(What to work on)
Return all lines below containing the word "JSON".

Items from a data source
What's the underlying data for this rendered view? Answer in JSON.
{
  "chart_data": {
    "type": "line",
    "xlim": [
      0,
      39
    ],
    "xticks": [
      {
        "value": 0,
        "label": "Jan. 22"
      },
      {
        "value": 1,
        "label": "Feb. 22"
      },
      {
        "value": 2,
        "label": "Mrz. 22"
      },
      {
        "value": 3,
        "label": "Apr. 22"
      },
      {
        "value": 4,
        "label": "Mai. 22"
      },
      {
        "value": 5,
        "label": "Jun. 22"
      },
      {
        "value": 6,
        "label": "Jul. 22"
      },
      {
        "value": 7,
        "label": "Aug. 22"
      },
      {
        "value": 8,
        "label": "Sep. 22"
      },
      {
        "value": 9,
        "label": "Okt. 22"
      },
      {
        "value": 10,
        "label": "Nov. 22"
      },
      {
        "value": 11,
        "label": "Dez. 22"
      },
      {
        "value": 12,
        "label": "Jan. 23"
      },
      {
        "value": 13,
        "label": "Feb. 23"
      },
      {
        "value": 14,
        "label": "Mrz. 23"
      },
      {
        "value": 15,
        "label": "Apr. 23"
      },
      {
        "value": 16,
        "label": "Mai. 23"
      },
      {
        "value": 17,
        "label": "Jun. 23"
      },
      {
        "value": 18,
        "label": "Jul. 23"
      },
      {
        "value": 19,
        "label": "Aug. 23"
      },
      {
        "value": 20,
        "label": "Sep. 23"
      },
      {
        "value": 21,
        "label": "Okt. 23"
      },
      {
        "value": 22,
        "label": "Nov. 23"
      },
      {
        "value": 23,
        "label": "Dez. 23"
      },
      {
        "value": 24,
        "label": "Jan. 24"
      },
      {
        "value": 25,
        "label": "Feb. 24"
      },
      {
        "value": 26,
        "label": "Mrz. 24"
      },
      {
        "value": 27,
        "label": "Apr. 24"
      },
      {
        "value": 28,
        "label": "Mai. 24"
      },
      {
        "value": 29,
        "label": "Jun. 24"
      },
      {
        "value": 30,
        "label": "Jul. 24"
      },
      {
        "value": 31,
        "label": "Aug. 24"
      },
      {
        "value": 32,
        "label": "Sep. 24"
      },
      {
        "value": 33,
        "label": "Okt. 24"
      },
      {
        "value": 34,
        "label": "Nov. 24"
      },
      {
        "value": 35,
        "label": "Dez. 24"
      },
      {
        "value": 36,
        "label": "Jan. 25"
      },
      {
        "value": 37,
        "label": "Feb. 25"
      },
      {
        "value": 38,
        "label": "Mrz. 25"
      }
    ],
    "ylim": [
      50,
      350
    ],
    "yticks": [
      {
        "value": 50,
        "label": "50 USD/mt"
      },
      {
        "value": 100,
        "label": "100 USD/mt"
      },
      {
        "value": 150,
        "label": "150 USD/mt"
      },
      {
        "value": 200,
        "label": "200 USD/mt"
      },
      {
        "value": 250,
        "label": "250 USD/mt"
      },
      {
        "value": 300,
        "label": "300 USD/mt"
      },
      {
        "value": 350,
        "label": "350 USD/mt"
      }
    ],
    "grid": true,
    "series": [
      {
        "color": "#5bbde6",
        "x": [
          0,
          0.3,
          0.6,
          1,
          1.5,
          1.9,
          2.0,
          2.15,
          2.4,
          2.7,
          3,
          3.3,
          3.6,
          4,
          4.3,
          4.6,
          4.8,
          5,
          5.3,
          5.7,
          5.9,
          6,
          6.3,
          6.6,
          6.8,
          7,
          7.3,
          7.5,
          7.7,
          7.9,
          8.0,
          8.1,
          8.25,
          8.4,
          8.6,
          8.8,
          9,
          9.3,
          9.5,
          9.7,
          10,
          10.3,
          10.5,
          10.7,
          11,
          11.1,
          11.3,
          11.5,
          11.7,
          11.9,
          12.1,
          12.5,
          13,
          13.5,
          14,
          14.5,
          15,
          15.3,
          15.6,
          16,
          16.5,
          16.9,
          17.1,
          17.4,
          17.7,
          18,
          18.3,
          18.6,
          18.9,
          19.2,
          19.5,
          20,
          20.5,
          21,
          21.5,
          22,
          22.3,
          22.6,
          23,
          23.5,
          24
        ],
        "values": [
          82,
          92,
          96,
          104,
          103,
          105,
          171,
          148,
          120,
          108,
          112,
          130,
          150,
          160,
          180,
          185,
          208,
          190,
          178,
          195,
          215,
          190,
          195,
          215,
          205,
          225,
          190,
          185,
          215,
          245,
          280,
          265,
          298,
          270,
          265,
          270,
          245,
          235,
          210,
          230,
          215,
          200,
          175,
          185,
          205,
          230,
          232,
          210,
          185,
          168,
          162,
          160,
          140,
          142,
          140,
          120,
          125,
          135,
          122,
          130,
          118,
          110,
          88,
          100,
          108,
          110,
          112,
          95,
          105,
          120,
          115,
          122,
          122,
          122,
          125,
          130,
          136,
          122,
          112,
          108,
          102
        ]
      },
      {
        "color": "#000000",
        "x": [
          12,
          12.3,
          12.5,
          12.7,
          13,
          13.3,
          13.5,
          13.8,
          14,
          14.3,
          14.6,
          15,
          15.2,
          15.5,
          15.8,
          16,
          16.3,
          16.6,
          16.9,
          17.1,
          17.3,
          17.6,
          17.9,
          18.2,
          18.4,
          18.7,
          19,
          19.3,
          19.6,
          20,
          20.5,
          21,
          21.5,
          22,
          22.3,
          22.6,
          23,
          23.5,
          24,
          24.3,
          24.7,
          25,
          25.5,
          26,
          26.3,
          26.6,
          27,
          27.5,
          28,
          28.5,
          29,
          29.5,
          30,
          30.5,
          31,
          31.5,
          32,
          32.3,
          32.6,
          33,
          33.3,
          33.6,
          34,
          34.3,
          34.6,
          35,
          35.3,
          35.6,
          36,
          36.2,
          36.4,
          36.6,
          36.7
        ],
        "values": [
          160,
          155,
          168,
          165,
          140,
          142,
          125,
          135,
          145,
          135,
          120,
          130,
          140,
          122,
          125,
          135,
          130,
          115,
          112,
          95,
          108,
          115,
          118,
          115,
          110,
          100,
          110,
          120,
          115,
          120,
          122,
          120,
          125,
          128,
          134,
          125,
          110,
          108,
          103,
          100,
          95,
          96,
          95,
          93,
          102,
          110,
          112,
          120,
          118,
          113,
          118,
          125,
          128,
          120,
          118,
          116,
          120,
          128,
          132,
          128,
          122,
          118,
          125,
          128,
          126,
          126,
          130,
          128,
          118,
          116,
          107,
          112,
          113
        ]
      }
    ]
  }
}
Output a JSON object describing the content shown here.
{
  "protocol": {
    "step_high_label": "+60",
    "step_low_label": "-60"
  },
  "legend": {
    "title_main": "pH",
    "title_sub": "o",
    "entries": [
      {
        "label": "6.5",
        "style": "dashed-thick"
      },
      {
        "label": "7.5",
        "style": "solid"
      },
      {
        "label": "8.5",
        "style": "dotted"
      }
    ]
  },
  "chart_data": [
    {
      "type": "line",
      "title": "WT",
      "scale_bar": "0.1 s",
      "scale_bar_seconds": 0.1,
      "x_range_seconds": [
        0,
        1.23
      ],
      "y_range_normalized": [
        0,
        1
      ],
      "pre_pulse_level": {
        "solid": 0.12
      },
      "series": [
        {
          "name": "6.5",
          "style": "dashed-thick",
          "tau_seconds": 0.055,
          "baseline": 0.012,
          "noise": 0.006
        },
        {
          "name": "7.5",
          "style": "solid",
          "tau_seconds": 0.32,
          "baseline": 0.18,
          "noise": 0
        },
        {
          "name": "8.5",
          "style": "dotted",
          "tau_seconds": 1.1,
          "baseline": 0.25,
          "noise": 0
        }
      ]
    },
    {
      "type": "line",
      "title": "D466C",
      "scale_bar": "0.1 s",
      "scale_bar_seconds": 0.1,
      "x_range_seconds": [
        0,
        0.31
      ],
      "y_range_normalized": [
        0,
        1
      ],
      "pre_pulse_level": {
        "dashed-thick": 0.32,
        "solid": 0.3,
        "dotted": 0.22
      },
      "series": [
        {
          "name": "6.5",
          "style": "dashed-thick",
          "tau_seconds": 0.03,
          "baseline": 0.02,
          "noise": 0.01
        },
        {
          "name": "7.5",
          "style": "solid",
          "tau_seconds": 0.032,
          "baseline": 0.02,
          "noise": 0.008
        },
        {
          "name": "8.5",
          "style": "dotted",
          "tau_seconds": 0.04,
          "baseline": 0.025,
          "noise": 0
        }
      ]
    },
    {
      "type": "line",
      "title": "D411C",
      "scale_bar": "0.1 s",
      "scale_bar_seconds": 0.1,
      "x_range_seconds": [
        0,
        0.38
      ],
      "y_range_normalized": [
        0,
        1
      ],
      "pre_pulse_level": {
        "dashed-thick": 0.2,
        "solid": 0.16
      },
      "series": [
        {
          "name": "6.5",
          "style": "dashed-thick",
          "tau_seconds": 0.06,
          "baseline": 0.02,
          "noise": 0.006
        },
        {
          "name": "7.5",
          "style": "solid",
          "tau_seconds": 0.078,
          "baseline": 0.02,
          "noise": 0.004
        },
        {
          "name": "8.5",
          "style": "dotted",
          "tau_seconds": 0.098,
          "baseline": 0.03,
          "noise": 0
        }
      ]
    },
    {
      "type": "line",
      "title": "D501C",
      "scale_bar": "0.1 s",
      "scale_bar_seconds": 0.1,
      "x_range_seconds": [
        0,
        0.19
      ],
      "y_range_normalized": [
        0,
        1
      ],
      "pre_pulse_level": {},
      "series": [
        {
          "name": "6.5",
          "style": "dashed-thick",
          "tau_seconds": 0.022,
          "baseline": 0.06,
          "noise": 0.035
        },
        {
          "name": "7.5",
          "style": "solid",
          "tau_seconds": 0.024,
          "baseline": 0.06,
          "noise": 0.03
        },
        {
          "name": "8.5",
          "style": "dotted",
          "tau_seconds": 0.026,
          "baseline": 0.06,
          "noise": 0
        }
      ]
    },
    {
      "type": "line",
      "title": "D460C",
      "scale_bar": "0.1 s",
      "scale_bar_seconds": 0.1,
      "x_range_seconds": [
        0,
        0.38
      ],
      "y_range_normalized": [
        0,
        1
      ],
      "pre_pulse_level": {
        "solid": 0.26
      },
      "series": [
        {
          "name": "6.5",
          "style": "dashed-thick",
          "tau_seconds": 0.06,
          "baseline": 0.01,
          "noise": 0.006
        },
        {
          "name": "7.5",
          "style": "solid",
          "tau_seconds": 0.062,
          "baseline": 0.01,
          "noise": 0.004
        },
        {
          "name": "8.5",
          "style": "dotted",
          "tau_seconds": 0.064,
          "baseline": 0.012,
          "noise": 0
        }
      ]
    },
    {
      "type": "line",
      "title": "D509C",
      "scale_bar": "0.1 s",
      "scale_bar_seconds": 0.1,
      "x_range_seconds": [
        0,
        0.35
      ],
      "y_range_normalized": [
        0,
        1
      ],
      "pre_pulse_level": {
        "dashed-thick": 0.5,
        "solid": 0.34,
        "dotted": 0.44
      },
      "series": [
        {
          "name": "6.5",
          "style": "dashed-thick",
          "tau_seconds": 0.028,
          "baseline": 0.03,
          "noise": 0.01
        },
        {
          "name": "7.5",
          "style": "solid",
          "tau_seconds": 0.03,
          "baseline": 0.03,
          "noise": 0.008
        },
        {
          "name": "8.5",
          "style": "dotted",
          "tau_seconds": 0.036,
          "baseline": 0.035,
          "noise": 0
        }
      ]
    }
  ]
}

(Answer to the task)
What's the underlying data for this rendered view? Answer in JSON.
Output a JSON object describing the content shown here.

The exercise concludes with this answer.